(Element position data)

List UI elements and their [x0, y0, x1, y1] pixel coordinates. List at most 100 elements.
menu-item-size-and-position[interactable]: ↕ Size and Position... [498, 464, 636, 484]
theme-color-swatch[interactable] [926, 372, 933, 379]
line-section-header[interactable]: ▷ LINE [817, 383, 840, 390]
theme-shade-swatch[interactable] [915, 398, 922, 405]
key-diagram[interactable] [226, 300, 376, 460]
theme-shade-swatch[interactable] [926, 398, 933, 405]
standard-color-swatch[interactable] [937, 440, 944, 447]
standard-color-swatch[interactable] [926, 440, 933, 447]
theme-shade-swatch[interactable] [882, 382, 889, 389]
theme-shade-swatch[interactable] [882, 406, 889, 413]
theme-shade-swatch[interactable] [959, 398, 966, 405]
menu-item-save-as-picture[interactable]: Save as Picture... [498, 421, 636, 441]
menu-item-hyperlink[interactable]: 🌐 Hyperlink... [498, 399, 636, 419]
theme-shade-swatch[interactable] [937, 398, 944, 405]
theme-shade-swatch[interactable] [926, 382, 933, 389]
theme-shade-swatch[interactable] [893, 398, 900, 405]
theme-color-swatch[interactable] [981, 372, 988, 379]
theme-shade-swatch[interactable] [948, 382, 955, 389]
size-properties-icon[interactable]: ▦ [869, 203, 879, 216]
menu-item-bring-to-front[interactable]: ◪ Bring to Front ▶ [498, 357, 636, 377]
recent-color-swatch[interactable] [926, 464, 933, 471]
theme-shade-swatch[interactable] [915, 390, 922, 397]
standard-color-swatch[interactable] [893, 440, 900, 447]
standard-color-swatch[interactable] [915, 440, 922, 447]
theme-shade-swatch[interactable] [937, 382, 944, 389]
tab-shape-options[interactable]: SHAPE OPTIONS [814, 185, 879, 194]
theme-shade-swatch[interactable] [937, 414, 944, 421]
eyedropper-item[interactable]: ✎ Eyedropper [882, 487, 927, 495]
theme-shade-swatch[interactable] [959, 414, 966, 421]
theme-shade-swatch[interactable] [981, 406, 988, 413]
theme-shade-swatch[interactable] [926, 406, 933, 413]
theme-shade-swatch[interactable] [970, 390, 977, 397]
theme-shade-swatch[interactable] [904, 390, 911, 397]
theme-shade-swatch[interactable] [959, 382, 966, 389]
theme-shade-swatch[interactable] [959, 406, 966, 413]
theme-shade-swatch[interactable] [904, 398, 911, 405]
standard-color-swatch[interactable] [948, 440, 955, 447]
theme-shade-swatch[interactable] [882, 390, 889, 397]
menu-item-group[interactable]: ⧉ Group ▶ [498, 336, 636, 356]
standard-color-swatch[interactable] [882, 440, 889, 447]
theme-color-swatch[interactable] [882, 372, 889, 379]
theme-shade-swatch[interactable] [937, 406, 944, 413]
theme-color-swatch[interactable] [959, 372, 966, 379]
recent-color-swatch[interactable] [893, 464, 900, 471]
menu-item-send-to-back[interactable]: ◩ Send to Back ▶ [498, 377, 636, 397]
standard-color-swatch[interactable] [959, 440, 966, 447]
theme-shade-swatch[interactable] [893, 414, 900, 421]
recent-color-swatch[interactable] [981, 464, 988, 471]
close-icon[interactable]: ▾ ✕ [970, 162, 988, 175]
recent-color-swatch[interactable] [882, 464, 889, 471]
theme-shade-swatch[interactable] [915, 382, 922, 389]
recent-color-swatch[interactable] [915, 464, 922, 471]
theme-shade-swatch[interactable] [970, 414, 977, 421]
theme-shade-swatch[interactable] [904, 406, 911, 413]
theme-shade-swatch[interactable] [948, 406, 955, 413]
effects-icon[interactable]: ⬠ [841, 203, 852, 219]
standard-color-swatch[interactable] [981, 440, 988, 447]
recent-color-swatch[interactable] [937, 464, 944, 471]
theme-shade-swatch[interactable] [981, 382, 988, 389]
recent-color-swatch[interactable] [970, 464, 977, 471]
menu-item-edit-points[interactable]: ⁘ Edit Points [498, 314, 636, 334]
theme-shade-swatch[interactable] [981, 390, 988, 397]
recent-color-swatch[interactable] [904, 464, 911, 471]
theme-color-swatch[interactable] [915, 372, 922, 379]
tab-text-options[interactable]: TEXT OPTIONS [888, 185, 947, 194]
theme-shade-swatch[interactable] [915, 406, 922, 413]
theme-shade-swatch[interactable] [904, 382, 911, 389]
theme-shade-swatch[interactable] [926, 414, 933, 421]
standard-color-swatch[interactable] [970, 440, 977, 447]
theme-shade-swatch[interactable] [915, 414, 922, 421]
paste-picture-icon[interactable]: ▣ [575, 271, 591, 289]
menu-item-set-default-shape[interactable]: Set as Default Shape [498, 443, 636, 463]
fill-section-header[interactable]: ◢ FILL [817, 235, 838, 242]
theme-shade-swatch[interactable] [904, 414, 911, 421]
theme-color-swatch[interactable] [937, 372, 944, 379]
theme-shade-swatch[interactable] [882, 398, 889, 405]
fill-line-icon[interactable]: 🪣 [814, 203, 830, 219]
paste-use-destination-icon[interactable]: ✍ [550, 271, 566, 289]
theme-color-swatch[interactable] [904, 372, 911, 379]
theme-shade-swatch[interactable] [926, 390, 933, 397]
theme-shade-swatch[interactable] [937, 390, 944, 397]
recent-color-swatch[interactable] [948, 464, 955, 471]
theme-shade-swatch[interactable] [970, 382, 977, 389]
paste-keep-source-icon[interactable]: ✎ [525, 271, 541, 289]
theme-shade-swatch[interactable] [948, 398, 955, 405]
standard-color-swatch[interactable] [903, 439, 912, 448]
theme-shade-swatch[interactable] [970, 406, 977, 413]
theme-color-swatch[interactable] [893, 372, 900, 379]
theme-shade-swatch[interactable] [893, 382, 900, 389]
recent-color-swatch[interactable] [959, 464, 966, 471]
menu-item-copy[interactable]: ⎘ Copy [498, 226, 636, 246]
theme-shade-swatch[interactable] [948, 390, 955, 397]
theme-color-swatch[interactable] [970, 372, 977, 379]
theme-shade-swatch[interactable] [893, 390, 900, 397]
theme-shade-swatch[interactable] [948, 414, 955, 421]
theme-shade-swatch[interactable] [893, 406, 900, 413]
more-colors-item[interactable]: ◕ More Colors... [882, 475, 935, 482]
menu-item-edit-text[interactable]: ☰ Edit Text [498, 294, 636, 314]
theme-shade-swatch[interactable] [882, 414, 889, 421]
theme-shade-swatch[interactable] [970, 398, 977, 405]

▶ [AIM OF THE TASK]: Reproduce all the rows above, word for word, without changing anything.

▶ [FINISHED TASK]:
List UI elements and their [x0, y0, x1, y1] pixel coordinates. List at most 100 elements.
menu-item-size-and-position[interactable]: ↕ Size and Position... [498, 464, 636, 484]
theme-color-swatch[interactable] [926, 372, 933, 379]
line-section-header[interactable]: ▷ LINE [817, 383, 840, 390]
theme-shade-swatch[interactable] [915, 398, 922, 405]
key-diagram[interactable] [226, 300, 376, 460]
theme-shade-swatch[interactable] [926, 398, 933, 405]
standard-color-swatch[interactable] [937, 440, 944, 447]
standard-color-swatch[interactable] [926, 440, 933, 447]
theme-shade-swatch[interactable] [882, 382, 889, 389]
theme-shade-swatch[interactable] [882, 406, 889, 413]
theme-shade-swatch[interactable] [959, 398, 966, 405]
menu-item-save-as-picture[interactable]: Save as Picture... [498, 421, 636, 441]
menu-item-hyperlink[interactable]: 🌐 Hyperlink... [498, 399, 636, 419]
theme-shade-swatch[interactable] [937, 398, 944, 405]
theme-shade-swatch[interactable] [926, 382, 933, 389]
theme-shade-swatch[interactable] [893, 398, 900, 405]
theme-color-swatch[interactable] [981, 372, 988, 379]
theme-shade-swatch[interactable] [948, 382, 955, 389]
size-properties-icon[interactable]: ▦ [869, 203, 879, 216]
menu-item-bring-to-front[interactable]: ◪ Bring to Front ▶ [498, 357, 636, 377]
recent-color-swatch[interactable] [926, 464, 933, 471]
theme-shade-swatch[interactable] [915, 390, 922, 397]
standard-color-swatch[interactable] [893, 440, 900, 447]
standard-color-swatch[interactable] [915, 440, 922, 447]
theme-shade-swatch[interactable] [937, 382, 944, 389]
tab-shape-options[interactable]: SHAPE OPTIONS [814, 185, 879, 194]
theme-shade-swatch[interactable] [937, 414, 944, 421]
eyedropper-item[interactable]: ✎ Eyedropper [882, 487, 927, 495]
theme-shade-swatch[interactable] [959, 414, 966, 421]
theme-shade-swatch[interactable] [981, 406, 988, 413]
theme-shade-swatch[interactable] [926, 406, 933, 413]
theme-shade-swatch[interactable] [970, 390, 977, 397]
theme-shade-swatch[interactable] [904, 390, 911, 397]
theme-shade-swatch[interactable] [959, 382, 966, 389]
theme-shade-swatch[interactable] [959, 406, 966, 413]
theme-shade-swatch[interactable] [904, 398, 911, 405]
standard-color-swatch[interactable] [948, 440, 955, 447]
theme-shade-swatch[interactable] [882, 390, 889, 397]
menu-item-group[interactable]: ⧉ Group ▶ [498, 336, 636, 356]
standard-color-swatch[interactable] [882, 440, 889, 447]
theme-color-swatch[interactable] [882, 372, 889, 379]
theme-shade-swatch[interactable] [937, 406, 944, 413]
theme-color-swatch[interactable] [959, 372, 966, 379]
recent-color-swatch[interactable] [893, 464, 900, 471]
menu-item-send-to-back[interactable]: ◩ Send to Back ▶ [498, 377, 636, 397]
standard-color-swatch[interactable] [959, 440, 966, 447]
theme-shade-swatch[interactable] [893, 414, 900, 421]
recent-color-swatch[interactable] [981, 464, 988, 471]
close-icon[interactable]: ▾ ✕ [970, 162, 988, 175]
recent-color-swatch[interactable] [882, 464, 889, 471]
theme-shade-swatch[interactable] [915, 382, 922, 389]
recent-color-swatch[interactable] [915, 464, 922, 471]
theme-shade-swatch[interactable] [970, 414, 977, 421]
theme-shade-swatch[interactable] [904, 406, 911, 413]
theme-shade-swatch[interactable] [948, 406, 955, 413]
effects-icon[interactable]: ⬠ [841, 203, 852, 219]
standard-color-swatch[interactable] [981, 440, 988, 447]
recent-color-swatch[interactable] [937, 464, 944, 471]
theme-shade-swatch[interactable] [981, 382, 988, 389]
recent-color-swatch[interactable] [970, 464, 977, 471]
menu-item-edit-points[interactable]: ⁘ Edit Points [498, 314, 636, 334]
theme-shade-swatch[interactable] [981, 390, 988, 397]
recent-color-swatch[interactable] [904, 464, 911, 471]
theme-color-swatch[interactable] [915, 372, 922, 379]
tab-text-options[interactable]: TEXT OPTIONS [888, 185, 947, 194]
theme-shade-swatch[interactable] [915, 406, 922, 413]
theme-shade-swatch[interactable] [904, 382, 911, 389]
theme-shade-swatch[interactable] [926, 414, 933, 421]
standard-color-swatch[interactable] [970, 440, 977, 447]
theme-shade-swatch[interactable] [915, 414, 922, 421]
paste-picture-icon[interactable]: ▣ [575, 271, 591, 289]
menu-item-set-default-shape[interactable]: Set as Default Shape [498, 443, 636, 463]
fill-section-header[interactable]: ◢ FILL [817, 235, 838, 242]
theme-shade-swatch[interactable] [904, 414, 911, 421]
theme-color-swatch[interactable] [937, 372, 944, 379]
theme-shade-swatch[interactable] [882, 398, 889, 405]
fill-line-icon[interactable]: 🪣 [814, 203, 830, 219]
paste-use-destination-icon[interactable]: ✍ [550, 271, 566, 289]
theme-color-swatch[interactable] [904, 372, 911, 379]
theme-shade-swatch[interactable] [926, 390, 933, 397]
theme-shade-swatch[interactable] [937, 390, 944, 397]
recent-color-swatch[interactable] [948, 464, 955, 471]
theme-shade-swatch[interactable] [970, 382, 977, 389]
paste-keep-source-icon[interactable]: ✎ [525, 271, 541, 289]
theme-shade-swatch[interactable] [948, 398, 955, 405]
standard-color-swatch[interactable] [903, 439, 912, 448]
theme-shade-swatch[interactable] [970, 406, 977, 413]
theme-color-swatch[interactable] [893, 372, 900, 379]
theme-shade-swatch[interactable] [893, 382, 900, 389]
recent-color-swatch[interactable] [959, 464, 966, 471]
menu-item-copy[interactable]: ⎘ Copy [498, 226, 636, 246]
theme-shade-swatch[interactable] [948, 390, 955, 397]
theme-color-swatch[interactable] [970, 372, 977, 379]
theme-shade-swatch[interactable] [893, 390, 900, 397]
theme-shade-swatch[interactable] [948, 414, 955, 421]
theme-shade-swatch[interactable] [893, 406, 900, 413]
more-colors-item[interactable]: ◕ More Colors... [882, 475, 935, 482]
menu-item-edit-text[interactable]: ☰ Edit Text [498, 294, 636, 314]
theme-shade-swatch[interactable] [882, 414, 889, 421]
theme-shade-swatch[interactable] [970, 398, 977, 405]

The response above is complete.